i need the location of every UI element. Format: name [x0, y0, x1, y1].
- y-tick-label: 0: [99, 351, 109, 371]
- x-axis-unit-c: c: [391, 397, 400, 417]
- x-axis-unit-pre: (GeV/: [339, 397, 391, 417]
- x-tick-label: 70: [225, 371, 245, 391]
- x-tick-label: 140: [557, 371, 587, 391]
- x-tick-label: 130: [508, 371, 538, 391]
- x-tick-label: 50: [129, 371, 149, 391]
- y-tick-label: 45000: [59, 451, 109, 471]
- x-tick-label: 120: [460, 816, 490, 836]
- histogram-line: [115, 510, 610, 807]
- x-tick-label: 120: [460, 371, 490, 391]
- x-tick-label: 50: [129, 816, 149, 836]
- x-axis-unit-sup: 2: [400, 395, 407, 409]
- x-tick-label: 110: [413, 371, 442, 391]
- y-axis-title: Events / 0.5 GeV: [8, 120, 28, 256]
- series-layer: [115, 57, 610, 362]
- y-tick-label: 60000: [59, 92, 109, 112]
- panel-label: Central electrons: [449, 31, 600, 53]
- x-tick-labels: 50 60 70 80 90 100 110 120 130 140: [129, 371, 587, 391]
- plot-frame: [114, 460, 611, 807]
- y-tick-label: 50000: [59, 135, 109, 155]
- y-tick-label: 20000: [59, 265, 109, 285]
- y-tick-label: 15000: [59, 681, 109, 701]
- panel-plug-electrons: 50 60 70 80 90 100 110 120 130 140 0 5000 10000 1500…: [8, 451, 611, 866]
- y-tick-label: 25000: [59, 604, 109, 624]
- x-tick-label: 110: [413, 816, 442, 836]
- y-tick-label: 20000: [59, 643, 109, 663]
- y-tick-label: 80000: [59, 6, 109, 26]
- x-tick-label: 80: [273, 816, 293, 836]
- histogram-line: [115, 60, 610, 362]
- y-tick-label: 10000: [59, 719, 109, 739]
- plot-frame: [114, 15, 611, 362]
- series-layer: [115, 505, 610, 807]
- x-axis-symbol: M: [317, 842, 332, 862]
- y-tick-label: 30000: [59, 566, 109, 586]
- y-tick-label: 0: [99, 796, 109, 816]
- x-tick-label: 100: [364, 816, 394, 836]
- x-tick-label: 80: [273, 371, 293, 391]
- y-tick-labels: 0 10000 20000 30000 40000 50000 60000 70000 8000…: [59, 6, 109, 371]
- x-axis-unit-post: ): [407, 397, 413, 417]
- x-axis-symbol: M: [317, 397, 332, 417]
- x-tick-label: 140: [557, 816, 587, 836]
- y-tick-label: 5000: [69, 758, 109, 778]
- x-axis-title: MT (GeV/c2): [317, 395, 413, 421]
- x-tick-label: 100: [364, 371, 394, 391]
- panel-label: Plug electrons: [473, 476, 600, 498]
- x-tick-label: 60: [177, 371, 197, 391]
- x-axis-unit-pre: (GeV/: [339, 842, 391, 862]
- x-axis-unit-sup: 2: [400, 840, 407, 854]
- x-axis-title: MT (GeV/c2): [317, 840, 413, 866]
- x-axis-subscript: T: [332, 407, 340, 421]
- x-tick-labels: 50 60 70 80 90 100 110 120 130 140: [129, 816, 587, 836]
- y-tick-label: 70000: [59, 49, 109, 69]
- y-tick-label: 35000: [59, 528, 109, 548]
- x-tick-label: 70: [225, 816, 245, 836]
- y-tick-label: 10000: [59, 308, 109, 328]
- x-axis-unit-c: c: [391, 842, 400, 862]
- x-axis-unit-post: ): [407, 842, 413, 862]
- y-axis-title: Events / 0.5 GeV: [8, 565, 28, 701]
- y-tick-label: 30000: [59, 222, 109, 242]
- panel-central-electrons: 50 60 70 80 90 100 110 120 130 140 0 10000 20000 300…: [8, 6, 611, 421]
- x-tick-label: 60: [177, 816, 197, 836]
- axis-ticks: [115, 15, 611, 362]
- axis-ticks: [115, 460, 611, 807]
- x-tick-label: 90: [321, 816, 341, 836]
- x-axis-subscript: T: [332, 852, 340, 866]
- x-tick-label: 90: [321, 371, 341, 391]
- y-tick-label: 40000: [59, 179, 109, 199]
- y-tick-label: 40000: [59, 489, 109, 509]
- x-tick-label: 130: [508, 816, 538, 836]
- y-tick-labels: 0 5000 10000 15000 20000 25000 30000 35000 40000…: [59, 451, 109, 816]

Goal »
Copy every one of the lines above without changing anything in them.

Right answer »
i need the location of every UI element. Format: name [x0, y0, x1, y1].
- y-tick-label: 0: [99, 351, 109, 371]
- x-axis-unit-c: c: [391, 397, 400, 417]
- x-axis-unit-pre: (GeV/: [339, 397, 391, 417]
- x-tick-label: 70: [225, 371, 245, 391]
- x-tick-label: 140: [557, 371, 587, 391]
- x-tick-label: 130: [508, 371, 538, 391]
- x-tick-label: 50: [129, 371, 149, 391]
- y-tick-label: 45000: [59, 451, 109, 471]
- x-tick-label: 120: [460, 816, 490, 836]
- histogram-line: [115, 510, 610, 807]
- x-tick-label: 120: [460, 371, 490, 391]
- x-tick-label: 50: [129, 816, 149, 836]
- x-axis-unit-sup: 2: [400, 395, 407, 409]
- x-tick-label: 110: [413, 371, 442, 391]
- y-axis-title: Events / 0.5 GeV: [8, 120, 28, 256]
- series-layer: [115, 57, 610, 362]
- y-tick-label: 60000: [59, 92, 109, 112]
- panel-label: Central electrons: [449, 31, 600, 53]
- x-tick-labels: 50 60 70 80 90 100 110 120 130 140: [129, 371, 587, 391]
- plot-frame: [114, 460, 611, 807]
- y-tick-label: 50000: [59, 135, 109, 155]
- y-tick-label: 20000: [59, 265, 109, 285]
- y-tick-label: 15000: [59, 681, 109, 701]
- panel-plug-electrons: 50 60 70 80 90 100 110 120 130 140 0 5000 10000 1500…: [8, 451, 611, 866]
- y-tick-label: 25000: [59, 604, 109, 624]
- x-tick-label: 110: [413, 816, 442, 836]
- y-tick-label: 20000: [59, 643, 109, 663]
- y-tick-label: 80000: [59, 6, 109, 26]
- x-tick-label: 80: [273, 816, 293, 836]
- histogram-line: [115, 60, 610, 362]
- y-tick-label: 10000: [59, 719, 109, 739]
- plot-frame: [114, 15, 611, 362]
- series-layer: [115, 505, 610, 807]
- x-axis-symbol: M: [317, 842, 332, 862]
- y-tick-label: 30000: [59, 566, 109, 586]
- y-tick-label: 0: [99, 796, 109, 816]
- x-tick-label: 100: [364, 816, 394, 836]
- x-tick-label: 80: [273, 371, 293, 391]
- y-tick-labels: 0 10000 20000 30000 40000 50000 60000 70000 8000…: [59, 6, 109, 371]
- x-axis-unit-post: ): [407, 397, 413, 417]
- x-axis-symbol: M: [317, 397, 332, 417]
- x-tick-label: 140: [557, 816, 587, 836]
- y-tick-label: 5000: [69, 758, 109, 778]
- x-axis-title: MT (GeV/c2): [317, 395, 413, 421]
- x-tick-label: 100: [364, 371, 394, 391]
- panel-label: Plug electrons: [473, 476, 600, 498]
- x-tick-label: 60: [177, 371, 197, 391]
- x-axis-unit-pre: (GeV/: [339, 842, 391, 862]
- x-axis-unit-sup: 2: [400, 840, 407, 854]
- x-axis-title: MT (GeV/c2): [317, 840, 413, 866]
- x-axis-subscript: T: [332, 407, 340, 421]
- x-tick-labels: 50 60 70 80 90 100 110 120 130 140: [129, 816, 587, 836]
- y-tick-label: 70000: [59, 49, 109, 69]
- y-tick-label: 35000: [59, 528, 109, 548]
- x-tick-label: 70: [225, 816, 245, 836]
- y-tick-label: 10000: [59, 308, 109, 328]
- x-axis-unit-c: c: [391, 842, 400, 862]
- x-axis-unit-post: ): [407, 842, 413, 862]
- y-axis-title: Events / 0.5 GeV: [8, 565, 28, 701]
- y-tick-label: 30000: [59, 222, 109, 242]
- panel-central-electrons: 50 60 70 80 90 100 110 120 130 140 0 10000 20000 300…: [8, 6, 611, 421]
- x-tick-label: 60: [177, 816, 197, 836]
- axis-ticks: [115, 15, 611, 362]
- axis-ticks: [115, 460, 611, 807]
- x-tick-label: 90: [321, 816, 341, 836]
- x-axis-subscript: T: [332, 852, 340, 866]
- x-tick-label: 90: [321, 371, 341, 391]
- y-tick-label: 40000: [59, 179, 109, 199]
- y-tick-label: 40000: [59, 489, 109, 509]
- x-tick-label: 130: [508, 816, 538, 836]
- y-tick-labels: 0 5000 10000 15000 20000 25000 30000 35000 40000…: [59, 451, 109, 816]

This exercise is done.